Material supplied:
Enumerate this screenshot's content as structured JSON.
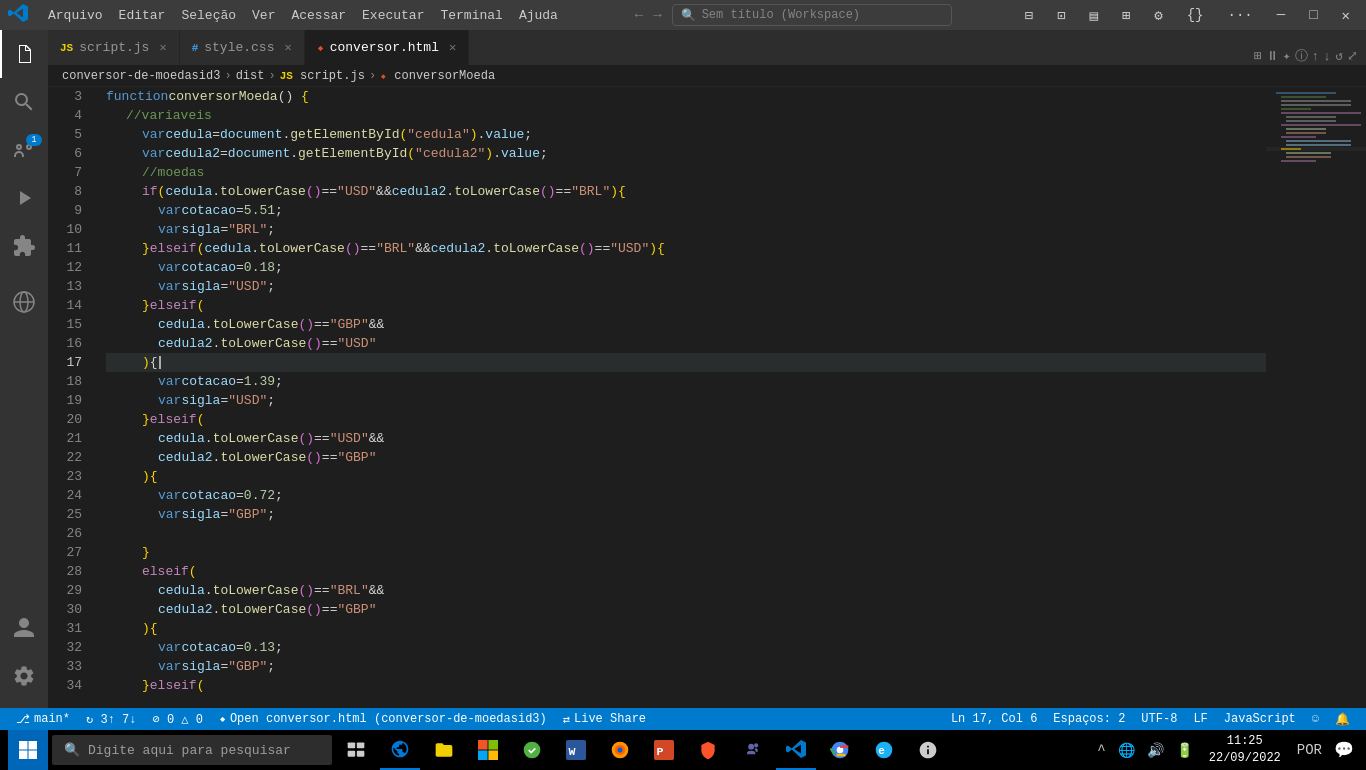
{
  "titlebar": {
    "logo": "VS",
    "menu": [
      "Arquivo",
      "Editar",
      "Seleção",
      "Ver",
      "Acessar",
      "Executar",
      "Terminal",
      "Ajuda"
    ],
    "search_text": "Sem título (Workspace)",
    "nav_back": "←",
    "nav_forward": "→"
  },
  "tabs": [
    {
      "id": "script-js",
      "label": "script.js",
      "type": "js",
      "active": false,
      "modified": false
    },
    {
      "id": "style-css",
      "label": "style.css",
      "type": "css",
      "active": false,
      "modified": false
    },
    {
      "id": "conversor-html",
      "label": "conversor.html",
      "type": "html",
      "active": true,
      "modified": true
    }
  ],
  "breadcrumb": [
    "conversor-de-moedasid3",
    "dist",
    "JS script.js",
    "conversorMoeda"
  ],
  "lines": [
    {
      "num": 3,
      "content": "function conversorMoeda() {"
    },
    {
      "num": 4,
      "content": "  //variaveis"
    },
    {
      "num": 5,
      "content": "    var cedula = document.getElementById(\"cedula\").value;"
    },
    {
      "num": 6,
      "content": "    var cedula2 = document.getElementById(\"cedula2\").value;"
    },
    {
      "num": 7,
      "content": "    //moedas"
    },
    {
      "num": 8,
      "content": "    if (cedula.toLowerCase() == \"USD\" && cedula2.toLowerCase() == \"BRL\") {"
    },
    {
      "num": 9,
      "content": "      var cotacao = 5.51;"
    },
    {
      "num": 10,
      "content": "      var sigla = \"BRL\";"
    },
    {
      "num": 11,
      "content": "    } else if (cedula.toLowerCase() == \"BRL\" && cedula2.toLowerCase() == \"USD\") {"
    },
    {
      "num": 12,
      "content": "      var cotacao = 0.18;"
    },
    {
      "num": 13,
      "content": "      var sigla = \"USD\";"
    },
    {
      "num": 14,
      "content": "    } else if ("
    },
    {
      "num": 15,
      "content": "      cedula.toLowerCase() == \"GBP\" &&"
    },
    {
      "num": 16,
      "content": "      cedula2.toLowerCase() == \"USD\""
    },
    {
      "num": 17,
      "content": "    ) {",
      "current": true
    },
    {
      "num": 18,
      "content": "      var cotacao = 1.39;"
    },
    {
      "num": 19,
      "content": "      var sigla = \"USD\";"
    },
    {
      "num": 20,
      "content": "    } else if ("
    },
    {
      "num": 21,
      "content": "      cedula.toLowerCase() == \"USD\" &&"
    },
    {
      "num": 22,
      "content": "      cedula2.toLowerCase() == \"GBP\""
    },
    {
      "num": 23,
      "content": "    ) {"
    },
    {
      "num": 24,
      "content": "      var cotacao = 0.72;"
    },
    {
      "num": 25,
      "content": "      var sigla = \"GBP\";"
    },
    {
      "num": 26,
      "content": ""
    },
    {
      "num": 27,
      "content": "    }"
    },
    {
      "num": 28,
      "content": "    else if ("
    },
    {
      "num": 29,
      "content": "      cedula.toLowerCase() == \"BRL\" &&"
    },
    {
      "num": 30,
      "content": "      cedula2.toLowerCase() == \"GBP\""
    },
    {
      "num": 31,
      "content": "    ) {"
    },
    {
      "num": 32,
      "content": "      var cotacao = 0.13;"
    },
    {
      "num": 33,
      "content": "      var sigla = \"GBP\";"
    },
    {
      "num": 34,
      "content": "    }else if ("
    }
  ],
  "statusbar": {
    "branch": "main*",
    "sync": "↻ 3↑ 7↓",
    "errors": "⊘ 0 △ 0",
    "live_share": "Live Share",
    "position": "Ln 17, Col 6",
    "spaces": "Espaços: 2",
    "encoding": "UTF-8",
    "line_ending": "LF",
    "language": "JavaScript",
    "feedback": "☺",
    "bell": "🔔"
  },
  "taskbar": {
    "search_placeholder": "Digite aqui para pesquisar",
    "clock_time": "11:25",
    "clock_date": "22/09/2022",
    "language": "POR"
  },
  "activity": {
    "explorer": "📁",
    "search": "🔍",
    "git": "⎇",
    "debug": "▷",
    "extensions": "⊞",
    "remote": "🌐",
    "account": "👤",
    "settings": "⚙"
  }
}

Task details: Among the lines of the listing, how many hold the string "value"? Respond with only the number.

Solution to this exercise: 2